• [What is expected] Find the number of lines below in which the word "ylabel" appears, and write that number only.

• [Exercise inputs]
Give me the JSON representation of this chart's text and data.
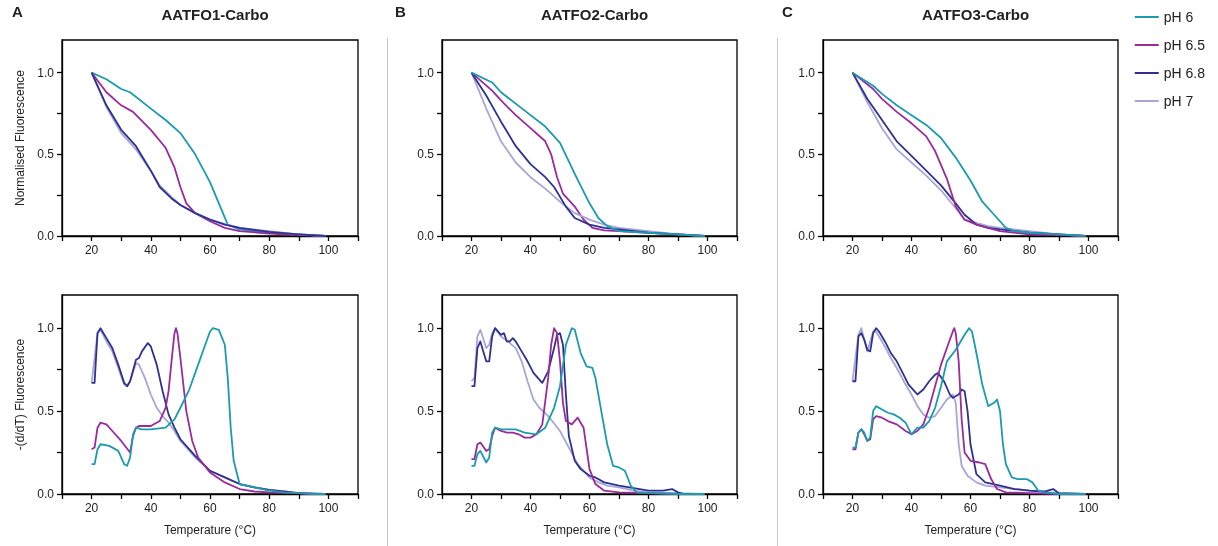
{
  "chart_data": [
    {
      "type": "line",
      "title": "AATFO1-Carbo",
      "ylabel": "Normalised Fluorescence",
      "annotations": [
        "A"
      ],
      "xlim": [
        10,
        110
      ],
      "ylim": [
        0,
        1.2
      ],
      "xticks": [
        {
          "value": 10,
          "label": null
        },
        20,
        {
          "value": 30,
          "label": null
        },
        40,
        {
          "value": 50,
          "label": null
        },
        60,
        {
          "value": 70,
          "label": null
        },
        80,
        {
          "value": 90,
          "label": null
        },
        100,
        {
          "value": 110,
          "label": null
        }
      ],
      "yticks": [
        {
          "value": 0,
          "label": "0.0"
        },
        {
          "value": 0.25,
          "label": null
        },
        {
          "value": 0.5,
          "label": "0.5"
        },
        {
          "value": 0.75,
          "label": null
        },
        {
          "value": 1,
          "label": "1.0"
        }
      ],
      "series": [
        {
          "color": "#1a9bb0",
          "x": [
            20,
            25,
            30,
            33,
            40,
            45,
            50,
            55,
            60,
            63,
            66,
            70,
            80,
            90,
            99
          ],
          "values": [
            1.0,
            0.96,
            0.9,
            0.88,
            0.78,
            0.71,
            0.63,
            0.5,
            0.33,
            0.2,
            0.07,
            0.04,
            0.02,
            0.01,
            0.0
          ]
        },
        {
          "color": "#9b2a9b",
          "x": [
            20,
            25,
            30,
            34,
            40,
            45,
            48,
            50,
            52,
            55,
            60,
            65,
            70,
            80,
            90,
            99
          ],
          "values": [
            1.0,
            0.88,
            0.8,
            0.76,
            0.65,
            0.54,
            0.42,
            0.3,
            0.2,
            0.14,
            0.09,
            0.05,
            0.03,
            0.015,
            0.005,
            0.0
          ]
        },
        {
          "color": "#a8a6d6",
          "x": [
            20,
            25,
            30,
            35,
            40,
            43,
            47,
            50,
            55,
            60,
            65,
            70,
            80,
            90,
            99
          ],
          "values": [
            1.0,
            0.79,
            0.63,
            0.53,
            0.4,
            0.31,
            0.24,
            0.19,
            0.14,
            0.1,
            0.075,
            0.05,
            0.03,
            0.01,
            0.0
          ]
        },
        {
          "color": "#2e3192",
          "x": [
            20,
            25,
            30,
            35,
            40,
            43,
            47,
            50,
            55,
            60,
            65,
            70,
            80,
            90,
            99
          ],
          "values": [
            1.0,
            0.8,
            0.65,
            0.55,
            0.4,
            0.3,
            0.23,
            0.19,
            0.14,
            0.1,
            0.07,
            0.05,
            0.025,
            0.01,
            0.0
          ]
        }
      ]
    },
    {
      "type": "line",
      "title": "AATFO2-Carbo",
      "annotations": [
        "B"
      ],
      "xlim": [
        10,
        110
      ],
      "ylim": [
        0,
        1.2
      ],
      "xticks": [
        {
          "value": 10,
          "label": null
        },
        20,
        {
          "value": 30,
          "label": null
        },
        40,
        {
          "value": 50,
          "label": null
        },
        60,
        {
          "value": 70,
          "label": null
        },
        80,
        {
          "value": 90,
          "label": null
        },
        100,
        {
          "value": 110,
          "label": null
        }
      ],
      "yticks": [
        {
          "value": 0,
          "label": "0.0"
        },
        {
          "value": 0.25,
          "label": null
        },
        {
          "value": 0.5,
          "label": "0.5"
        },
        {
          "value": 0.75,
          "label": null
        },
        {
          "value": 1,
          "label": "1.0"
        }
      ],
      "series": [
        {
          "color": "#9b2a9b",
          "x": [
            20,
            27,
            30,
            35,
            40,
            45,
            47,
            49,
            51,
            55,
            58,
            61,
            65,
            70,
            80,
            90,
            99
          ],
          "values": [
            1.0,
            0.89,
            0.83,
            0.74,
            0.66,
            0.58,
            0.5,
            0.36,
            0.26,
            0.18,
            0.1,
            0.05,
            0.035,
            0.03,
            0.02,
            0.01,
            0.0
          ]
        },
        {
          "color": "#a8a6d6",
          "x": [
            20,
            25,
            30,
            35,
            40,
            45,
            50,
            55,
            60,
            65,
            70,
            80,
            90,
            99
          ],
          "values": [
            1.0,
            0.78,
            0.58,
            0.45,
            0.36,
            0.29,
            0.21,
            0.14,
            0.1,
            0.07,
            0.05,
            0.03,
            0.01,
            0.0
          ]
        },
        {
          "color": "#2e3192",
          "x": [
            20,
            25,
            30,
            35,
            40,
            45,
            48,
            52,
            55,
            60,
            65,
            70,
            80,
            90,
            99
          ],
          "values": [
            1.0,
            0.86,
            0.7,
            0.55,
            0.44,
            0.36,
            0.3,
            0.18,
            0.11,
            0.07,
            0.05,
            0.04,
            0.02,
            0.01,
            0.0
          ]
        },
        {
          "color": "#1a9bb0",
          "x": [
            20,
            27,
            30,
            40,
            45,
            50,
            55,
            60,
            63,
            66,
            70,
            80,
            90,
            99
          ],
          "values": [
            1.0,
            0.94,
            0.88,
            0.74,
            0.67,
            0.57,
            0.38,
            0.2,
            0.11,
            0.06,
            0.03,
            0.02,
            0.01,
            0.0
          ]
        }
      ]
    },
    {
      "type": "line",
      "title": "AATFO3-Carbo",
      "annotations": [
        "C"
      ],
      "legend": "right",
      "xlim": [
        10,
        110
      ],
      "ylim": [
        0,
        1.2
      ],
      "xticks": [
        {
          "value": 10,
          "label": null
        },
        20,
        {
          "value": 30,
          "label": null
        },
        40,
        {
          "value": 50,
          "label": null
        },
        60,
        {
          "value": 70,
          "label": null
        },
        80,
        {
          "value": 90,
          "label": null
        },
        100,
        {
          "value": 110,
          "label": null
        }
      ],
      "yticks": [
        {
          "value": 0,
          "label": "0.0"
        },
        {
          "value": 0.25,
          "label": null
        },
        {
          "value": 0.5,
          "label": "0.5"
        },
        {
          "value": 0.75,
          "label": null
        },
        {
          "value": 1,
          "label": "1.0"
        }
      ],
      "series": [
        {
          "name": "pH 6",
          "color": "#1a9bb0",
          "x": [
            20,
            27,
            30,
            35,
            40,
            45,
            50,
            55,
            60,
            64,
            68,
            72,
            75,
            80,
            90,
            99
          ],
          "values": [
            1.0,
            0.92,
            0.87,
            0.8,
            0.74,
            0.68,
            0.6,
            0.48,
            0.34,
            0.21,
            0.13,
            0.05,
            0.03,
            0.02,
            0.01,
            0.0
          ]
        },
        {
          "name": "pH 6.5",
          "color": "#9b2a9b",
          "x": [
            20,
            27,
            30,
            35,
            40,
            45,
            48,
            52,
            55,
            58,
            62,
            66,
            70,
            80,
            90,
            99
          ],
          "values": [
            1.0,
            0.9,
            0.84,
            0.76,
            0.69,
            0.61,
            0.52,
            0.35,
            0.18,
            0.1,
            0.07,
            0.05,
            0.03,
            0.01,
            0.005,
            0.0
          ]
        },
        {
          "name": "pH 6.8",
          "color": "#2e3192",
          "x": [
            20,
            25,
            30,
            35,
            40,
            45,
            50,
            55,
            58,
            62,
            66,
            70,
            80,
            90,
            99
          ],
          "values": [
            1.0,
            0.84,
            0.71,
            0.58,
            0.49,
            0.4,
            0.31,
            0.2,
            0.13,
            0.07,
            0.05,
            0.04,
            0.02,
            0.01,
            0.0
          ]
        },
        {
          "name": "pH 7",
          "color": "#a8a6d6",
          "x": [
            20,
            25,
            30,
            35,
            40,
            45,
            50,
            55,
            58,
            62,
            66,
            70,
            80,
            90,
            99
          ],
          "values": [
            1.0,
            0.82,
            0.66,
            0.53,
            0.45,
            0.37,
            0.28,
            0.17,
            0.1,
            0.08,
            0.06,
            0.05,
            0.03,
            0.01,
            0.0
          ]
        }
      ]
    },
    {
      "type": "line",
      "xlabel": "Temperature (°C)",
      "ylabel": "-(d/dT) Fluorescence",
      "xlim": [
        10,
        110
      ],
      "ylim": [
        0,
        1.2
      ],
      "xticks": [
        {
          "value": 10,
          "label": null
        },
        20,
        {
          "value": 30,
          "label": null
        },
        40,
        {
          "value": 50,
          "label": null
        },
        60,
        {
          "value": 70,
          "label": null
        },
        80,
        {
          "value": 90,
          "label": null
        },
        100,
        {
          "value": 110,
          "label": null
        }
      ],
      "yticks": [
        {
          "value": 0,
          "label": "0.0"
        },
        {
          "value": 0.25,
          "label": null
        },
        {
          "value": 0.5,
          "label": "0.5"
        },
        {
          "value": 0.75,
          "label": null
        },
        {
          "value": 1,
          "label": "1.0"
        }
      ],
      "series": [
        {
          "color": "#a8a6d6",
          "x": [
            20,
            22,
            23,
            25,
            27,
            29,
            31,
            32,
            33,
            35,
            36,
            38,
            40,
            42,
            44,
            46,
            48,
            50,
            55,
            60,
            65,
            70,
            75,
            80,
            85,
            90,
            99
          ],
          "values": [
            0.67,
            0.97,
            0.99,
            0.92,
            0.86,
            0.76,
            0.66,
            0.65,
            0.68,
            0.79,
            0.78,
            0.7,
            0.6,
            0.52,
            0.47,
            0.43,
            0.38,
            0.32,
            0.22,
            0.14,
            0.1,
            0.06,
            0.04,
            0.025,
            0.015,
            0.005,
            0.0
          ]
        },
        {
          "color": "#2e3192",
          "x": [
            20,
            21,
            22,
            23,
            25,
            27,
            29,
            31,
            32,
            33,
            35,
            36,
            37,
            39,
            40,
            42,
            44,
            46,
            48,
            50,
            55,
            60,
            65,
            70,
            75,
            80,
            85,
            90,
            95,
            99
          ],
          "values": [
            0.67,
            0.67,
            0.97,
            1.0,
            0.94,
            0.88,
            0.78,
            0.67,
            0.65,
            0.68,
            0.81,
            0.82,
            0.86,
            0.91,
            0.89,
            0.78,
            0.62,
            0.48,
            0.4,
            0.33,
            0.23,
            0.14,
            0.1,
            0.06,
            0.04,
            0.025,
            0.015,
            0.005,
            0.0,
            0.0
          ]
        },
        {
          "color": "#9b2a9b",
          "x": [
            20,
            21,
            22,
            23,
            25,
            27,
            30,
            33,
            34,
            35,
            36,
            40,
            43,
            45,
            46,
            47,
            48,
            48.5,
            49,
            50,
            52,
            54,
            56,
            60,
            65,
            70,
            75,
            80,
            90,
            99
          ],
          "values": [
            0.27,
            0.28,
            0.4,
            0.43,
            0.42,
            0.38,
            0.32,
            0.25,
            0.35,
            0.4,
            0.41,
            0.41,
            0.44,
            0.52,
            0.62,
            0.8,
            0.97,
            1.0,
            0.97,
            0.82,
            0.5,
            0.32,
            0.22,
            0.13,
            0.07,
            0.03,
            0.015,
            0.01,
            0.005,
            0.0
          ]
        },
        {
          "color": "#1a9bb0",
          "x": [
            20,
            21,
            22,
            23,
            26,
            29,
            31,
            32,
            33,
            34,
            35,
            37,
            40,
            45,
            48,
            50,
            53,
            56,
            58,
            60,
            61,
            63,
            65,
            66,
            67,
            68,
            70,
            75,
            80,
            85,
            90,
            95,
            99
          ],
          "values": [
            0.18,
            0.18,
            0.27,
            0.3,
            0.29,
            0.26,
            0.18,
            0.17,
            0.22,
            0.36,
            0.4,
            0.39,
            0.39,
            0.4,
            0.45,
            0.52,
            0.63,
            0.78,
            0.88,
            0.98,
            1.0,
            0.99,
            0.9,
            0.7,
            0.4,
            0.2,
            0.06,
            0.04,
            0.02,
            0.01,
            0.005,
            0.0,
            0.0
          ]
        }
      ]
    },
    {
      "type": "line",
      "xlabel": "Temperature (°C)",
      "xlim": [
        10,
        110
      ],
      "ylim": [
        0,
        1.2
      ],
      "xticks": [
        {
          "value": 10,
          "label": null
        },
        20,
        {
          "value": 30,
          "label": null
        },
        40,
        {
          "value": 50,
          "label": null
        },
        60,
        {
          "value": 70,
          "label": null
        },
        80,
        {
          "value": 90,
          "label": null
        },
        100,
        {
          "value": 110,
          "label": null
        }
      ],
      "yticks": [
        {
          "value": 0,
          "label": "0.0"
        },
        {
          "value": 0.25,
          "label": null
        },
        {
          "value": 0.5,
          "label": "0.5"
        },
        {
          "value": 0.75,
          "label": null
        },
        {
          "value": 1,
          "label": "1.0"
        }
      ],
      "series": [
        {
          "color": "#a8a6d6",
          "x": [
            20,
            21,
            22,
            23,
            25,
            26,
            27,
            28,
            30,
            33,
            35,
            37,
            39,
            41,
            43,
            46,
            50,
            53,
            56,
            60,
            63,
            66,
            70,
            75,
            80,
            90,
            99
          ],
          "values": [
            0.68,
            0.7,
            0.95,
            0.99,
            0.88,
            0.9,
            0.97,
            1.0,
            0.95,
            0.91,
            0.88,
            0.8,
            0.68,
            0.57,
            0.52,
            0.47,
            0.38,
            0.28,
            0.18,
            0.1,
            0.07,
            0.05,
            0.04,
            0.02,
            0.01,
            0.005,
            0.0
          ]
        },
        {
          "color": "#2e3192",
          "x": [
            20,
            21,
            22,
            23,
            24,
            25,
            26,
            27,
            28,
            30,
            31,
            32,
            33,
            34,
            35,
            37,
            39,
            41,
            43,
            44,
            46,
            48,
            49,
            50,
            51,
            52,
            53,
            55,
            57,
            60,
            62,
            65,
            70,
            75,
            80,
            85,
            88,
            90,
            92,
            99
          ],
          "values": [
            0.65,
            0.65,
            0.88,
            0.92,
            0.86,
            0.8,
            0.8,
            0.95,
            1.0,
            0.96,
            0.97,
            0.92,
            0.92,
            0.94,
            0.92,
            0.86,
            0.8,
            0.73,
            0.69,
            0.67,
            0.74,
            0.88,
            0.96,
            0.97,
            0.9,
            0.6,
            0.35,
            0.2,
            0.15,
            0.11,
            0.1,
            0.07,
            0.05,
            0.035,
            0.02,
            0.02,
            0.03,
            0.01,
            0.0,
            0.0
          ]
        },
        {
          "color": "#9b2a9b",
          "x": [
            20,
            21,
            22,
            23,
            25,
            26,
            27,
            28,
            30,
            32,
            34,
            36,
            38,
            40,
            42,
            44,
            46,
            47,
            48,
            49,
            50,
            51,
            52,
            54,
            56,
            58,
            60,
            62,
            65,
            70,
            80,
            90,
            99
          ],
          "values": [
            0.21,
            0.21,
            0.3,
            0.31,
            0.26,
            0.27,
            0.35,
            0.4,
            0.38,
            0.37,
            0.37,
            0.36,
            0.34,
            0.34,
            0.36,
            0.42,
            0.7,
            0.9,
            1.0,
            0.97,
            0.8,
            0.55,
            0.44,
            0.42,
            0.46,
            0.4,
            0.15,
            0.06,
            0.02,
            0.01,
            0.005,
            0.0,
            0.0
          ]
        },
        {
          "color": "#1a9bb0",
          "x": [
            20,
            21,
            22,
            23,
            25,
            26,
            27,
            28,
            30,
            33,
            35,
            38,
            42,
            45,
            48,
            50,
            52,
            54,
            55,
            57,
            59,
            61,
            62,
            64,
            66,
            68,
            70,
            72,
            74,
            76,
            80,
            90,
            99
          ],
          "values": [
            0.17,
            0.17,
            0.24,
            0.26,
            0.19,
            0.22,
            0.37,
            0.4,
            0.39,
            0.39,
            0.39,
            0.37,
            0.36,
            0.4,
            0.52,
            0.65,
            0.9,
            1.0,
            0.99,
            0.85,
            0.77,
            0.76,
            0.7,
            0.5,
            0.3,
            0.17,
            0.16,
            0.14,
            0.05,
            0.01,
            0.005,
            0.0,
            0.0
          ]
        }
      ]
    },
    {
      "type": "line",
      "xlabel": "Temperature (°C)",
      "xlim": [
        10,
        110
      ],
      "ylim": [
        0,
        1.2
      ],
      "xticks": [
        {
          "value": 10,
          "label": null
        },
        20,
        {
          "value": 30,
          "label": null
        },
        40,
        {
          "value": 50,
          "label": null
        },
        60,
        {
          "value": 70,
          "label": null
        },
        80,
        {
          "value": 90,
          "label": null
        },
        100,
        {
          "value": 110,
          "label": null
        }
      ],
      "yticks": [
        {
          "value": 0,
          "label": "0.0"
        },
        {
          "value": 0.25,
          "label": null
        },
        {
          "value": 0.5,
          "label": "0.5"
        },
        {
          "value": 0.75,
          "label": null
        },
        {
          "value": 1,
          "label": "1.0"
        }
      ],
      "series": [
        {
          "color": "#a8a6d6",
          "x": [
            20,
            22,
            23,
            24,
            25,
            27,
            28,
            30,
            33,
            35,
            38,
            40,
            42,
            44,
            46,
            48,
            50,
            52,
            54,
            55,
            56,
            57,
            59,
            62,
            65,
            70,
            75,
            80,
            90,
            99
          ],
          "values": [
            0.68,
            0.96,
            1.0,
            0.93,
            0.86,
            0.98,
            0.98,
            0.92,
            0.82,
            0.76,
            0.66,
            0.6,
            0.53,
            0.48,
            0.46,
            0.47,
            0.52,
            0.57,
            0.6,
            0.55,
            0.3,
            0.17,
            0.11,
            0.07,
            0.05,
            0.04,
            0.03,
            0.02,
            0.005,
            0.0
          ]
        },
        {
          "color": "#2e3192",
          "x": [
            20,
            21,
            22,
            23,
            24,
            25,
            26,
            27,
            28,
            29,
            31,
            33,
            35,
            37,
            39,
            41,
            42,
            44,
            46,
            48,
            49,
            51,
            53,
            54,
            56,
            57,
            58,
            59,
            60,
            62,
            65,
            70,
            75,
            80,
            85,
            88,
            90,
            99
          ],
          "values": [
            0.68,
            0.68,
            0.95,
            0.97,
            0.93,
            0.87,
            0.86,
            0.97,
            1.0,
            0.98,
            0.92,
            0.85,
            0.8,
            0.73,
            0.66,
            0.62,
            0.6,
            0.63,
            0.68,
            0.72,
            0.73,
            0.68,
            0.6,
            0.58,
            0.6,
            0.63,
            0.62,
            0.5,
            0.3,
            0.12,
            0.07,
            0.05,
            0.03,
            0.02,
            0.015,
            0.03,
            0.005,
            0.0
          ]
        },
        {
          "color": "#9b2a9b",
          "x": [
            20,
            21,
            22,
            23,
            24,
            25,
            26,
            27,
            28,
            30,
            32,
            35,
            38,
            40,
            42,
            44,
            46,
            48,
            50,
            52,
            54,
            54.5,
            55,
            56,
            57,
            58,
            60,
            63,
            65,
            67,
            69,
            72,
            80,
            90,
            99
          ],
          "values": [
            0.27,
            0.27,
            0.37,
            0.39,
            0.36,
            0.32,
            0.33,
            0.45,
            0.47,
            0.46,
            0.44,
            0.42,
            0.38,
            0.36,
            0.38,
            0.42,
            0.52,
            0.65,
            0.78,
            0.88,
            0.98,
            1.0,
            0.97,
            0.8,
            0.45,
            0.25,
            0.2,
            0.19,
            0.18,
            0.09,
            0.03,
            0.01,
            0.005,
            0.0,
            0.0
          ]
        },
        {
          "color": "#1a9bb0",
          "x": [
            20,
            21,
            22,
            23,
            24,
            25,
            26,
            27,
            28,
            30,
            32,
            34,
            36,
            38,
            40,
            42,
            44,
            46,
            48,
            50,
            52,
            55,
            58,
            59.5,
            60.5,
            62,
            64,
            66,
            68,
            69,
            70,
            71,
            72,
            74,
            76,
            79,
            81,
            83,
            85,
            90,
            99
          ],
          "values": [
            0.28,
            0.28,
            0.37,
            0.39,
            0.37,
            0.32,
            0.34,
            0.5,
            0.53,
            0.51,
            0.49,
            0.48,
            0.46,
            0.43,
            0.36,
            0.4,
            0.4,
            0.44,
            0.52,
            0.65,
            0.8,
            0.87,
            0.96,
            1.0,
            0.98,
            0.85,
            0.66,
            0.53,
            0.55,
            0.57,
            0.5,
            0.3,
            0.18,
            0.1,
            0.09,
            0.09,
            0.07,
            0.02,
            0.01,
            0.0,
            0.0
          ]
        }
      ]
    }
  ]
}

• [The answer] 2